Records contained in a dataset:
****************************************
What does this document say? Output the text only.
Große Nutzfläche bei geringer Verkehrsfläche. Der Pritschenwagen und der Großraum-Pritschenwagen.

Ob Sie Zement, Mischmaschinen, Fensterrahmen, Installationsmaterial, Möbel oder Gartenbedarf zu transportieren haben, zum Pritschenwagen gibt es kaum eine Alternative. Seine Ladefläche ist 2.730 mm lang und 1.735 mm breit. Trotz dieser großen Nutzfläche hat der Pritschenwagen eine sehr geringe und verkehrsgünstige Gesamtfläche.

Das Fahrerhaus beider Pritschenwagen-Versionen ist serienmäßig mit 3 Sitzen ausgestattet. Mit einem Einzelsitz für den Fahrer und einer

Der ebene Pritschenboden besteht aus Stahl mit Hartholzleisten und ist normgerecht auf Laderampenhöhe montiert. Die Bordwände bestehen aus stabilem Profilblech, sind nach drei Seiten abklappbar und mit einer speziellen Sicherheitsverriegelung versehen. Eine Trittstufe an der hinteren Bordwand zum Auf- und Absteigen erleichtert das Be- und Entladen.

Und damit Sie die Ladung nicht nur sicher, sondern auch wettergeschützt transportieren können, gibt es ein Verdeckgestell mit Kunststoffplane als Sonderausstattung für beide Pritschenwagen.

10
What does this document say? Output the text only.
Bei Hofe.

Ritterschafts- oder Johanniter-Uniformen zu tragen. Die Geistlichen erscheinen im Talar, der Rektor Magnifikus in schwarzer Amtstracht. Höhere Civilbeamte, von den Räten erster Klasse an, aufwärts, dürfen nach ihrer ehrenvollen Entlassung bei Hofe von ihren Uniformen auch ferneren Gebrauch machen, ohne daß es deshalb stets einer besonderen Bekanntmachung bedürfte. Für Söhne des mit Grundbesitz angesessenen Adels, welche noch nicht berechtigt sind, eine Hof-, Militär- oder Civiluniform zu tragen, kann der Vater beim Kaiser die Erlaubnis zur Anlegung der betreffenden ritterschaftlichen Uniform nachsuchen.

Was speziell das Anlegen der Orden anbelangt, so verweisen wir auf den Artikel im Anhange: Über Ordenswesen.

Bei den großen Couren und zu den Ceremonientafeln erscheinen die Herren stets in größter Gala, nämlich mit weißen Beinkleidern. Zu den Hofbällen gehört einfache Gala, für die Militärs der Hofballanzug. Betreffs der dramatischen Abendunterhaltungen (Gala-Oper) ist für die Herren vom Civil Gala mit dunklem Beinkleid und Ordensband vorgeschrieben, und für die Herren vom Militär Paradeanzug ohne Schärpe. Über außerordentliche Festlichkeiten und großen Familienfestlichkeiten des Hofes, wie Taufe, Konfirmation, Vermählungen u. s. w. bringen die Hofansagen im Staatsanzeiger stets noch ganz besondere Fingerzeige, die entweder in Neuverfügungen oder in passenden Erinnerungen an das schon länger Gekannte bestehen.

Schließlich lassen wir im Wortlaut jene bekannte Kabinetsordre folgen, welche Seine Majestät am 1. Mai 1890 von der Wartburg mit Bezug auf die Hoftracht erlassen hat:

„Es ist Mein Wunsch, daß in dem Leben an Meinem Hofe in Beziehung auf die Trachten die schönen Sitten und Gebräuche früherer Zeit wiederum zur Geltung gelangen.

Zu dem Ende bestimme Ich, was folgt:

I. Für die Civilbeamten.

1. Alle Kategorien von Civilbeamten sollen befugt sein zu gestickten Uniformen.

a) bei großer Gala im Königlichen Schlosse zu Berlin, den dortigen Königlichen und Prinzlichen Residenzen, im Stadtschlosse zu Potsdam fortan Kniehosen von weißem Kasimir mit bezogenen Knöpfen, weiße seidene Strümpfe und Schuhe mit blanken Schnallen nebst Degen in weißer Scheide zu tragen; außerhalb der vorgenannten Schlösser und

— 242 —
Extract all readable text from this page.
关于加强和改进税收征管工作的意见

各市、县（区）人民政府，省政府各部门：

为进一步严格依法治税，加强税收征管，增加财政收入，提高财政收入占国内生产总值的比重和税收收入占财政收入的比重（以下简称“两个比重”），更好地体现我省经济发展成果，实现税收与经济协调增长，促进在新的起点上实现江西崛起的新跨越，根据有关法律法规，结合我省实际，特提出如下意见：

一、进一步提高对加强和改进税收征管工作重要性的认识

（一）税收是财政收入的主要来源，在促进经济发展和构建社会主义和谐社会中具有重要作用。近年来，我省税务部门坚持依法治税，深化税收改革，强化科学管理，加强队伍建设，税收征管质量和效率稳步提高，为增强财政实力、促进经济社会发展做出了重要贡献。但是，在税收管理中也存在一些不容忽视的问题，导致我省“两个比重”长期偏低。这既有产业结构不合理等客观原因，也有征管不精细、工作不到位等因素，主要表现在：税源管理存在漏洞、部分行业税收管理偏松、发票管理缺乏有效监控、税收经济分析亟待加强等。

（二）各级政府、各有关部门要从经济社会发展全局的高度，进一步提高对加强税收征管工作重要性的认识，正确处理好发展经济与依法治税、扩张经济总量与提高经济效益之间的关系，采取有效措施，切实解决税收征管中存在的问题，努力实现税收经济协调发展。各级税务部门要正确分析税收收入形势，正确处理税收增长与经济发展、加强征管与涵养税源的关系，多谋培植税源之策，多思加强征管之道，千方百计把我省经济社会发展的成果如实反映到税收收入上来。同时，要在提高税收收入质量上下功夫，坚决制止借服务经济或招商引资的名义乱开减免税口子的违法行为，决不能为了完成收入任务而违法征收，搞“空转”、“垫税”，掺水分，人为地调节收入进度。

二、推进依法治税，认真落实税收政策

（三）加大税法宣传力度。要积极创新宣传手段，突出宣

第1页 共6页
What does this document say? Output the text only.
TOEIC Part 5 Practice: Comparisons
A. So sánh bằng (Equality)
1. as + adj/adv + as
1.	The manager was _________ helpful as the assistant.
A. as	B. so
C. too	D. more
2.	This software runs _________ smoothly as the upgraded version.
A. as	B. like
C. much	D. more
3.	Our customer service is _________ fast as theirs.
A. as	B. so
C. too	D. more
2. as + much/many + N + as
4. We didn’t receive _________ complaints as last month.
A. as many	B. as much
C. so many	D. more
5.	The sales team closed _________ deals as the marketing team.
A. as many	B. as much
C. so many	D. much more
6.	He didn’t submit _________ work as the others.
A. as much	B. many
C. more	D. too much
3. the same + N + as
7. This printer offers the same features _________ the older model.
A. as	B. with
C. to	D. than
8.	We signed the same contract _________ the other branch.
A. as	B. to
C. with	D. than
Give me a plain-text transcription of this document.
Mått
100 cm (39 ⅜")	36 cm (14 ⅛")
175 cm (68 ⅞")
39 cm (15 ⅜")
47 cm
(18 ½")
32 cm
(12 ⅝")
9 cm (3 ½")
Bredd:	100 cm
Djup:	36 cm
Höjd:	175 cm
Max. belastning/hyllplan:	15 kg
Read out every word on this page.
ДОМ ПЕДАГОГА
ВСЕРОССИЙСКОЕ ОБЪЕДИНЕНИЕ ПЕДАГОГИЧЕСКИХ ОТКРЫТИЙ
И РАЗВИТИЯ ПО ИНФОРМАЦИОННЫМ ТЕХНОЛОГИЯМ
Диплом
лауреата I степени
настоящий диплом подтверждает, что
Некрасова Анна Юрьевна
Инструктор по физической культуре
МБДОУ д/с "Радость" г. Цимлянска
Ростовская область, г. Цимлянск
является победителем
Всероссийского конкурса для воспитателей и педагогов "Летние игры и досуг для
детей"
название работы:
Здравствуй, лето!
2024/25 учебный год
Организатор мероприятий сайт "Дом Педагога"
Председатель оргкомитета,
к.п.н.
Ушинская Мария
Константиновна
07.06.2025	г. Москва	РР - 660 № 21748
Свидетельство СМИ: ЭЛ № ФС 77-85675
****************************************
What is the number of lines in the data that hold the string "much"? Answer with the number only.

• Solution to this exercise
7